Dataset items
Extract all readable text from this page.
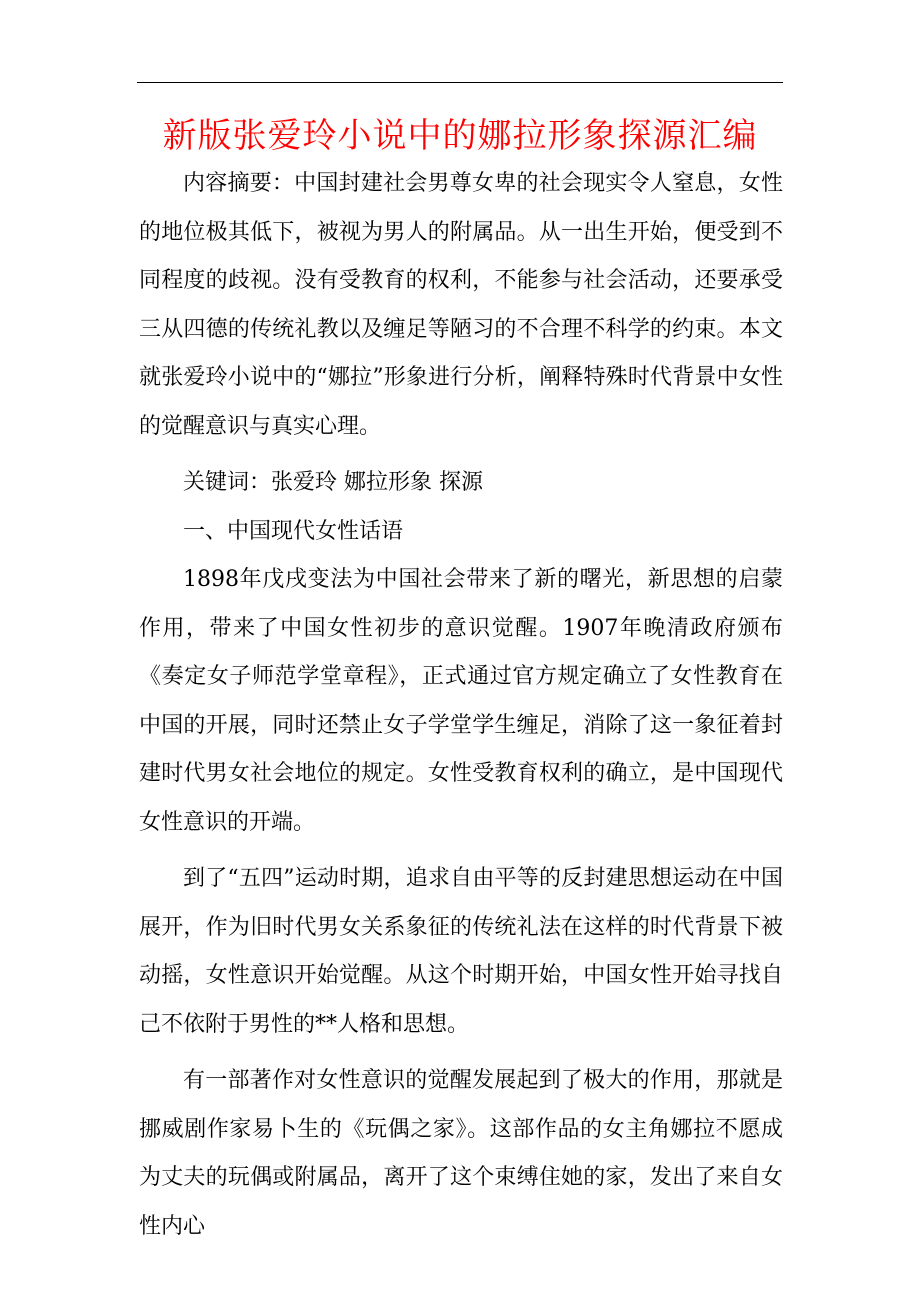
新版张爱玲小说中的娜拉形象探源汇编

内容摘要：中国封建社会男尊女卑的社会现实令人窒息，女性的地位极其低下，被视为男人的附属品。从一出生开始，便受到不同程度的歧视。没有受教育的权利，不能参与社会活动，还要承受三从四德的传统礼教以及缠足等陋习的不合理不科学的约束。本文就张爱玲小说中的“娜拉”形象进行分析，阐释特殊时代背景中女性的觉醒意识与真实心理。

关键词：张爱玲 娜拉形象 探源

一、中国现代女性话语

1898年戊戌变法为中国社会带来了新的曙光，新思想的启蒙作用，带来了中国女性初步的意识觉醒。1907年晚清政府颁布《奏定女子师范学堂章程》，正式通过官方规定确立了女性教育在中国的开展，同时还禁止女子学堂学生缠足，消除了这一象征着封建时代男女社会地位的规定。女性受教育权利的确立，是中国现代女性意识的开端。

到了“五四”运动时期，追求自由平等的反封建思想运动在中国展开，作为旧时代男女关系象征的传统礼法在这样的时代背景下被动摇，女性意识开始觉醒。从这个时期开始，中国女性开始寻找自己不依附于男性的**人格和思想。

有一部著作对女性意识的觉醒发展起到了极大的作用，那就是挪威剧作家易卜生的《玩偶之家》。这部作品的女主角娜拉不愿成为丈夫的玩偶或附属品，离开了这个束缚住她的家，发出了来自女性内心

---

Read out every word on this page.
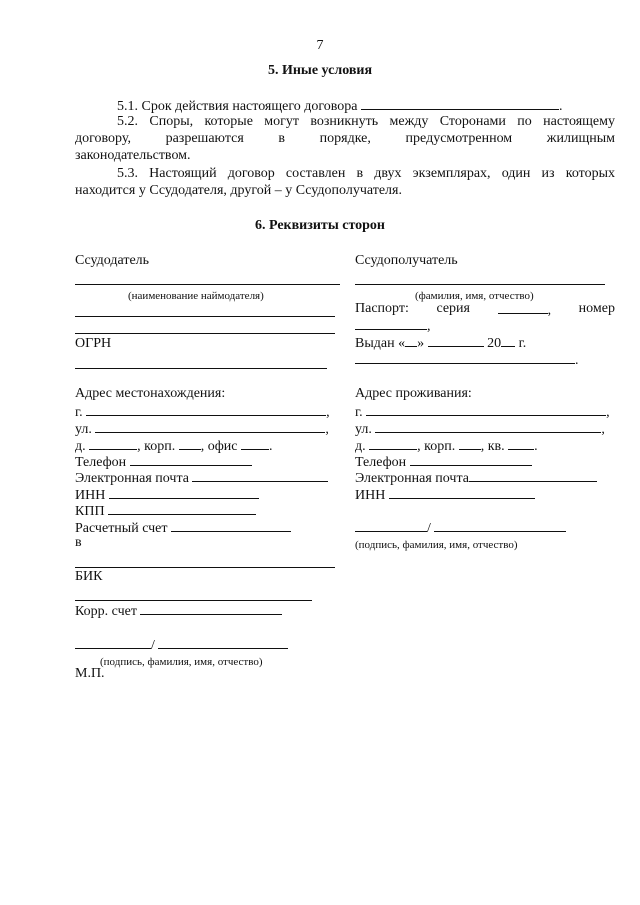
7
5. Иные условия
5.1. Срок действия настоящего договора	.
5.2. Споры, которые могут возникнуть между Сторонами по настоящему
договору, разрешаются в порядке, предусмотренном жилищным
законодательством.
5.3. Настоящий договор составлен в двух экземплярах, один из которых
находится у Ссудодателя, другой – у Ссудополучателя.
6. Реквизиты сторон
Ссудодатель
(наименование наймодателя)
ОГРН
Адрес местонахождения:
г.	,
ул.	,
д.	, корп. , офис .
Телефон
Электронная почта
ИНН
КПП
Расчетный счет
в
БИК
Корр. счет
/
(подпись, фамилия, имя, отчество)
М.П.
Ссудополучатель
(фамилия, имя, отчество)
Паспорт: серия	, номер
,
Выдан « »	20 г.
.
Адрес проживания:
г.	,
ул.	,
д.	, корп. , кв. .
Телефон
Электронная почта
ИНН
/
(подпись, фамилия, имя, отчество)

[OBJECTIVE]: Gather up the lines containing the word "this" from these records and copy them.

[SOLVED EXERCISE]:
Extract all readable text from this page.
Read out every word on this page.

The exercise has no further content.